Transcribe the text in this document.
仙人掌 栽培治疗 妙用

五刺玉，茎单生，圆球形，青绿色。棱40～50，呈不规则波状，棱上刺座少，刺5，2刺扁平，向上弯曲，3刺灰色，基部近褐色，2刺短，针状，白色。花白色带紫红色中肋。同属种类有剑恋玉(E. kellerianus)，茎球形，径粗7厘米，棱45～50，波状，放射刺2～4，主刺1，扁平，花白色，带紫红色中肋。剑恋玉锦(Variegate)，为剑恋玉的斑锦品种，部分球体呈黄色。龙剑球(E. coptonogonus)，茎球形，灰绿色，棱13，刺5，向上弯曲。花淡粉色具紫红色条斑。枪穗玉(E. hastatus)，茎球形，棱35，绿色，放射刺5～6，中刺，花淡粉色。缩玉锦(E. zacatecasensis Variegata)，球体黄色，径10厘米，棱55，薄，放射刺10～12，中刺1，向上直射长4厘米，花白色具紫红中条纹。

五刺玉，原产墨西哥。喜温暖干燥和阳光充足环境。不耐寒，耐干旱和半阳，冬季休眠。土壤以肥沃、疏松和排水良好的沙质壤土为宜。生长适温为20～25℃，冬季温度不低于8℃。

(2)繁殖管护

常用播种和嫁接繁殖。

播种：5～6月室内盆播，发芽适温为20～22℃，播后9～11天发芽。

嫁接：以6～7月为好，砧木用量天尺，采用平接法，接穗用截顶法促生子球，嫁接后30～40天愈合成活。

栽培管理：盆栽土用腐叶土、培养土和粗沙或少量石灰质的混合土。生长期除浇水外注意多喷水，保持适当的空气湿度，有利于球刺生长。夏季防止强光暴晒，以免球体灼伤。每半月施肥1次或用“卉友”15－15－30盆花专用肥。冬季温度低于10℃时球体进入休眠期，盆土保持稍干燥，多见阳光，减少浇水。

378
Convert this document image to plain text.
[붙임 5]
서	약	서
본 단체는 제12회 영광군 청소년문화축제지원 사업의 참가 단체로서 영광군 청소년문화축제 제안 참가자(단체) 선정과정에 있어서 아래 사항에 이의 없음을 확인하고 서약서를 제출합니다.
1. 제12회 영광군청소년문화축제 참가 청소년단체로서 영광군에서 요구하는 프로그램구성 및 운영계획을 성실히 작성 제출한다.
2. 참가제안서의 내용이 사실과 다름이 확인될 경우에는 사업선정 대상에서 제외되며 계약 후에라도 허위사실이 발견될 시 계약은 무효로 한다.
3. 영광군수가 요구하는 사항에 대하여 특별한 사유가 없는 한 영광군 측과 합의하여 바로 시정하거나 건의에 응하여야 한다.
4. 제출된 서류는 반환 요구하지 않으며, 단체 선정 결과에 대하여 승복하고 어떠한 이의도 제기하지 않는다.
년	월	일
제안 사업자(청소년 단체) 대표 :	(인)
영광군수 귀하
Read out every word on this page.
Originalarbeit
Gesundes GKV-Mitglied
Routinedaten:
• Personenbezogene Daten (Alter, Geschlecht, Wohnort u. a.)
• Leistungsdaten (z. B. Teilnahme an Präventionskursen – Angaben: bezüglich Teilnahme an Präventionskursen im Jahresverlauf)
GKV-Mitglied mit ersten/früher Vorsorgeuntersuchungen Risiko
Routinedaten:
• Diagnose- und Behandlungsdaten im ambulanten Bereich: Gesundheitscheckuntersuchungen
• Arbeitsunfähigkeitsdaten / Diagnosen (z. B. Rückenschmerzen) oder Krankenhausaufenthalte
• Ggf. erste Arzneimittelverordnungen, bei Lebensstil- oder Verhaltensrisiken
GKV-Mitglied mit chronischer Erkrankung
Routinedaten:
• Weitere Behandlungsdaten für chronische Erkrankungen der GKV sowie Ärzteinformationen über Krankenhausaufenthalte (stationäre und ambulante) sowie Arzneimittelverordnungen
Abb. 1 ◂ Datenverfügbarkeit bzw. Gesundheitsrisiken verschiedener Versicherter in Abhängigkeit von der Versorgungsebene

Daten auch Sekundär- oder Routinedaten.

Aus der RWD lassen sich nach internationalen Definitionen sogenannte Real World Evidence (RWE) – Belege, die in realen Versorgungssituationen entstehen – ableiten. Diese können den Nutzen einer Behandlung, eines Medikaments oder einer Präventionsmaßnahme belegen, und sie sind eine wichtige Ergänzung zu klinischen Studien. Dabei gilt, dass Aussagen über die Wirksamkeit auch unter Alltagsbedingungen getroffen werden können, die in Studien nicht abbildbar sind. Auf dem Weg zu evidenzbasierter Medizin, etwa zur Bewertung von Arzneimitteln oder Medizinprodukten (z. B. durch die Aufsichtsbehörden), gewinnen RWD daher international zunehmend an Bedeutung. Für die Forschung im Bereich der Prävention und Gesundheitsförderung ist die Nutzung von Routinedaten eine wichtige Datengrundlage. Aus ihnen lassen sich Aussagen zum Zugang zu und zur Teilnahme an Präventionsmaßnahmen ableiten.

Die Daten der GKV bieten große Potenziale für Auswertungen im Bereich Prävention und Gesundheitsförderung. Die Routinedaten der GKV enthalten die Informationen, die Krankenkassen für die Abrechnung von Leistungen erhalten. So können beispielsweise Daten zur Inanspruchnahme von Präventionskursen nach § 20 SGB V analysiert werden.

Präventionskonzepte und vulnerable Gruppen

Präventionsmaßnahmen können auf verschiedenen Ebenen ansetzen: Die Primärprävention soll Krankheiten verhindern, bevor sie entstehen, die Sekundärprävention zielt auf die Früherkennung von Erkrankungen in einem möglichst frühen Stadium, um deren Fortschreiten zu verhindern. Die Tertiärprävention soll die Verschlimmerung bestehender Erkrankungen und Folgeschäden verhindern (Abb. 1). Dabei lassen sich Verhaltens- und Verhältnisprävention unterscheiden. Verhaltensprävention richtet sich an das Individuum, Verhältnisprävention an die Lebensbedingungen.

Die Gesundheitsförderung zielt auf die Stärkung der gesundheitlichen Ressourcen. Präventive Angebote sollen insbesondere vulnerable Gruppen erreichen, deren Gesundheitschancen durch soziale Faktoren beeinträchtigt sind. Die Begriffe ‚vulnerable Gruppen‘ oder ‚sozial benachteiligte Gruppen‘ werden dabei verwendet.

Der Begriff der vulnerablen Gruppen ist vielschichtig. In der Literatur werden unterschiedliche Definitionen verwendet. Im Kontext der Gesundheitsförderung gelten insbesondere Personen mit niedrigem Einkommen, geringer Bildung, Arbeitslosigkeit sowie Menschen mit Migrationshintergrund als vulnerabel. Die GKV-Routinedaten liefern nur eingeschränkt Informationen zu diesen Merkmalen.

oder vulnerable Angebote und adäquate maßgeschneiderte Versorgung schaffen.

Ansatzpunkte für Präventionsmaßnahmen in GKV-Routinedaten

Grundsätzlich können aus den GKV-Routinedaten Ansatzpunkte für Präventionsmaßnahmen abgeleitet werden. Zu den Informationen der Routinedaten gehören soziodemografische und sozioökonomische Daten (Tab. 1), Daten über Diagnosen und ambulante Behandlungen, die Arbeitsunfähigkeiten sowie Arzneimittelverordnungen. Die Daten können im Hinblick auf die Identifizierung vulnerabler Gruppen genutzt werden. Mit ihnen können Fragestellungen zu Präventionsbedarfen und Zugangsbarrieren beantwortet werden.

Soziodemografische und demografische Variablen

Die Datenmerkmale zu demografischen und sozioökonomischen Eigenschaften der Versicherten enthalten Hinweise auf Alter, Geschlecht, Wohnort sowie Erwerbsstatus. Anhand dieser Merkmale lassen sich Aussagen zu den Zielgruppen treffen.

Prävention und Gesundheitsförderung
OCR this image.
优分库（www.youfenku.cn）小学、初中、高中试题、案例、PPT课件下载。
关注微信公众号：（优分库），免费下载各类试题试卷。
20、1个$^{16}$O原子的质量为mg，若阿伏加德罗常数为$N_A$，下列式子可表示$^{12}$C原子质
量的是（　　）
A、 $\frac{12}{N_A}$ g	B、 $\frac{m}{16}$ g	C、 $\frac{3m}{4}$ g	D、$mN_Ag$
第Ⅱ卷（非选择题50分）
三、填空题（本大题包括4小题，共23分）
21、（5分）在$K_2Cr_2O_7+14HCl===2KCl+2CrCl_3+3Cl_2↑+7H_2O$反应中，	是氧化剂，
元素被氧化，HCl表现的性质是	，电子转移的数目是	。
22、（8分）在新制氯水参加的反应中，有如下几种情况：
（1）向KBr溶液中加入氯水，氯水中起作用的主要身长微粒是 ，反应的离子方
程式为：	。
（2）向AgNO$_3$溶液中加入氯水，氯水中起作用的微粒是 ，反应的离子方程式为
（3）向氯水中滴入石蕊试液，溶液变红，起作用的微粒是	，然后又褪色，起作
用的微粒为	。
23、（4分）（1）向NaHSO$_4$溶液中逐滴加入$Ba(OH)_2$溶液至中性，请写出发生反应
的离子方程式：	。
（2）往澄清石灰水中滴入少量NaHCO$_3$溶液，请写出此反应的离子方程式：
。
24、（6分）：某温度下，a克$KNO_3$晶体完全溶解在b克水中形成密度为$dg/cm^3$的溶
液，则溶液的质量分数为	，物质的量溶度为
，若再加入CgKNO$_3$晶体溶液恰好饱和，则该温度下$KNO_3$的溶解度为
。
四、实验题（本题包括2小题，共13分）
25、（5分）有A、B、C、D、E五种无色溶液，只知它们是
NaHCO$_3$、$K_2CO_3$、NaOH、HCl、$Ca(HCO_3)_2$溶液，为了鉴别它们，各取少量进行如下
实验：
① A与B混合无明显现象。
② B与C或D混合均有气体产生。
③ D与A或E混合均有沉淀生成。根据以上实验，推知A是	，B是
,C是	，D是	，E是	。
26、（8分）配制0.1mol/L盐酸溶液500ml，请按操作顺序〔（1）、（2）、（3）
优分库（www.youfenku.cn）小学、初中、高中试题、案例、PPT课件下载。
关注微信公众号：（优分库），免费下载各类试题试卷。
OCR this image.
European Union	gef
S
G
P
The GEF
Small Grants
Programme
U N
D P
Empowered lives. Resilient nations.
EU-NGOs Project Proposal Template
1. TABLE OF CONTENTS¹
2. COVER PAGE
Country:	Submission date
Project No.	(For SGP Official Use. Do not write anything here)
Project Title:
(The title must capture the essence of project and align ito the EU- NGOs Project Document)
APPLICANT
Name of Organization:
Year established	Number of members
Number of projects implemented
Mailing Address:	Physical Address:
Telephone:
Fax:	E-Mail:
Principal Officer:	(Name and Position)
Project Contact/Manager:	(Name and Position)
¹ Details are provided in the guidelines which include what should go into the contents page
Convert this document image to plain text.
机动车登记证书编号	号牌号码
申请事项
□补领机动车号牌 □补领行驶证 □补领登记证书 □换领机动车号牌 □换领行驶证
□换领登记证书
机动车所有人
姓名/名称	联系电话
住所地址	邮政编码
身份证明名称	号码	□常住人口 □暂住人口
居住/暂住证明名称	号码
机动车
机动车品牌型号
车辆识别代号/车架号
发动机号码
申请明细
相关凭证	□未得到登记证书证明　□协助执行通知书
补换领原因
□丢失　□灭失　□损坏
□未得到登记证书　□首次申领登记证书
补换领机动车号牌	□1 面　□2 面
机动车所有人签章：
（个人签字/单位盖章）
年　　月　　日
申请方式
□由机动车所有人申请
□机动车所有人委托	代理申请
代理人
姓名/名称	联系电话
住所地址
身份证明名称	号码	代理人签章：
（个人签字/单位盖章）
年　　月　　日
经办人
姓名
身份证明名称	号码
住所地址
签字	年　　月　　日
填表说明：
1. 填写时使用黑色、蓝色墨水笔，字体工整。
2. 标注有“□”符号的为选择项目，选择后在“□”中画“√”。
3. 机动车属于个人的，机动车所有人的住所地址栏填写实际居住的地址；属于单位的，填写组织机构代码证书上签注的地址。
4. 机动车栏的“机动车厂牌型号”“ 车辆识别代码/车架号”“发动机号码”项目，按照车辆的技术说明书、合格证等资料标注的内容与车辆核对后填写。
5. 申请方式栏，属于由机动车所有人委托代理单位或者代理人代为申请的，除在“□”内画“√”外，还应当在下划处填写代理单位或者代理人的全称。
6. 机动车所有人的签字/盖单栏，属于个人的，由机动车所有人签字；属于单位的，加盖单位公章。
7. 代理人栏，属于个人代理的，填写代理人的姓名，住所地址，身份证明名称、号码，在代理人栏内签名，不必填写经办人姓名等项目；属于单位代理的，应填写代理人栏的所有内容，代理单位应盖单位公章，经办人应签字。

+++

▶ **Task objective**: Look over the material above and show each line where "属于单位的" appears.

▶ **Solution to the exercise**:
3. 机动车属于个人的，机动车所有人的住所地址栏填写实际居住的地址；属于单位的，填写组织机构代码证书上签注的地址。
6. 机动车所有人的签字/盖单栏，属于个人的，由机动车所有人签字；属于单位的，加盖单位公章。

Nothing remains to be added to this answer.